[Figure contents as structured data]
▬▬▬▬▬▬▬▬▬▬

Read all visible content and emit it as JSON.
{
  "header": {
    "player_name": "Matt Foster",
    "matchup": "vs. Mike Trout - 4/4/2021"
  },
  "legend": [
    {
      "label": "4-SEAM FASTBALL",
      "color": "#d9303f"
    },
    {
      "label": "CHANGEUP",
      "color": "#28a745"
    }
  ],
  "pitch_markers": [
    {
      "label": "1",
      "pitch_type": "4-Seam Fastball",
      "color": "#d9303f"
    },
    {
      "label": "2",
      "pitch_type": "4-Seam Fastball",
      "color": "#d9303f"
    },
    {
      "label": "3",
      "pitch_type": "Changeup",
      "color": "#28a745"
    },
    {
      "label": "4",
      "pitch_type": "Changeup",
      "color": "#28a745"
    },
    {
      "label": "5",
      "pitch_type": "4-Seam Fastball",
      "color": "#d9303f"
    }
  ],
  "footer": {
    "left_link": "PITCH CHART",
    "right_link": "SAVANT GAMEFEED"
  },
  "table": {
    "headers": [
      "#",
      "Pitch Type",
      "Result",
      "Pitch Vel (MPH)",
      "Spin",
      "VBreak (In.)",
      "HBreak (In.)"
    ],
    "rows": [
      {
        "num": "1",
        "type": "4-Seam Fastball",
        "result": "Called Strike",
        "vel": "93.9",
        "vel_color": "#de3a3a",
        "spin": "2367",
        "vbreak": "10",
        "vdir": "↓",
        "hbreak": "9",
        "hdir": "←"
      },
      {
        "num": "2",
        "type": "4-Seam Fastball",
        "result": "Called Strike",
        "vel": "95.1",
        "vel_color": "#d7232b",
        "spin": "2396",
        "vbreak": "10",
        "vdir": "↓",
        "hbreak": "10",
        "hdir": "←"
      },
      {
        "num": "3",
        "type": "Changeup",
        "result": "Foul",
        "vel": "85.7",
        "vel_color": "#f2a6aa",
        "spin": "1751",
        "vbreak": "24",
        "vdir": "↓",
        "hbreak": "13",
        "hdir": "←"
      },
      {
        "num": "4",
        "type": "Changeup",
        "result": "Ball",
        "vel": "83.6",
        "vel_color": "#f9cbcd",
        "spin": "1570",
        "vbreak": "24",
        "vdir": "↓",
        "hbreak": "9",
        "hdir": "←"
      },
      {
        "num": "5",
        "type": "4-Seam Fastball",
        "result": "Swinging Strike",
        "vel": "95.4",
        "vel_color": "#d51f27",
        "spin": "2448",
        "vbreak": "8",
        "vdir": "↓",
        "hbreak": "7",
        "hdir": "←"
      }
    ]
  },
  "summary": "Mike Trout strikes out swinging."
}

▬▬▬▬▬▬▬▬▬▬

# WHAT YOU SHOULD DO
All of the lines above must be returned exactly.

# ANSWER TO THIS EXERCISE
Read all visible content and emit it as JSON.
{
  "header": {
    "player_name": "Matt Foster",
    "matchup": "vs. Mike Trout - 4/4/2021"
  },
  "legend": [
    {
      "label": "4-SEAM FASTBALL",
      "color": "#d9303f"
    },
    {
      "label": "CHANGEUP",
      "color": "#28a745"
    }
  ],
  "pitch_markers": [
    {
      "label": "1",
      "pitch_type": "4-Seam Fastball",
      "color": "#d9303f"
    },
    {
      "label": "2",
      "pitch_type": "4-Seam Fastball",
      "color": "#d9303f"
    },
    {
      "label": "3",
      "pitch_type": "Changeup",
      "color": "#28a745"
    },
    {
      "label": "4",
      "pitch_type": "Changeup",
      "color": "#28a745"
    },
    {
      "label": "5",
      "pitch_type": "4-Seam Fastball",
      "color": "#d9303f"
    }
  ],
  "footer": {
    "left_link": "PITCH CHART",
    "right_link": "SAVANT GAMEFEED"
  },
  "table": {
    "headers": [
      "#",
      "Pitch Type",
      "Result",
      "Pitch Vel (MPH)",
      "Spin",
      "VBreak (In.)",
      "HBreak (In.)"
    ],
    "rows": [
      {
        "num": "1",
        "type": "4-Seam Fastball",
        "result": "Called Strike",
        "vel": "93.9",
        "vel_color": "#de3a3a",
        "spin": "2367",
        "vbreak": "10",
        "vdir": "↓",
        "hbreak": "9",
        "hdir": "←"
      },
      {
        "num": "2",
        "type": "4-Seam Fastball",
        "result": "Called Strike",
        "vel": "95.1",
        "vel_color": "#d7232b",
        "spin": "2396",
        "vbreak": "10",
        "vdir": "↓",
        "hbreak": "10",
        "hdir": "←"
      },
      {
        "num": "3",
        "type": "Changeup",
        "result": "Foul",
        "vel": "85.7",
        "vel_color": "#f2a6aa",
        "spin": "1751",
        "vbreak": "24",
        "vdir": "↓",
        "hbreak": "13",
        "hdir": "←"
      },
      {
        "num": "4",
        "type": "Changeup",
        "result": "Ball",
        "vel": "83.6",
        "vel_color": "#f9cbcd",
        "spin": "1570",
        "vbreak": "24",
        "vdir": "↓",
        "hbreak": "9",
        "hdir": "←"
      },
      {
        "num": "5",
        "type": "4-Seam Fastball",
        "result": "Swinging Strike",
        "vel": "95.4",
        "vel_color": "#d51f27",
        "spin": "2448",
        "vbreak": "8",
        "vdir": "↓",
        "hbreak": "7",
        "hdir": "←"
      }
    ]
  },
  "summary": "Mike Trout strikes out swinging."
}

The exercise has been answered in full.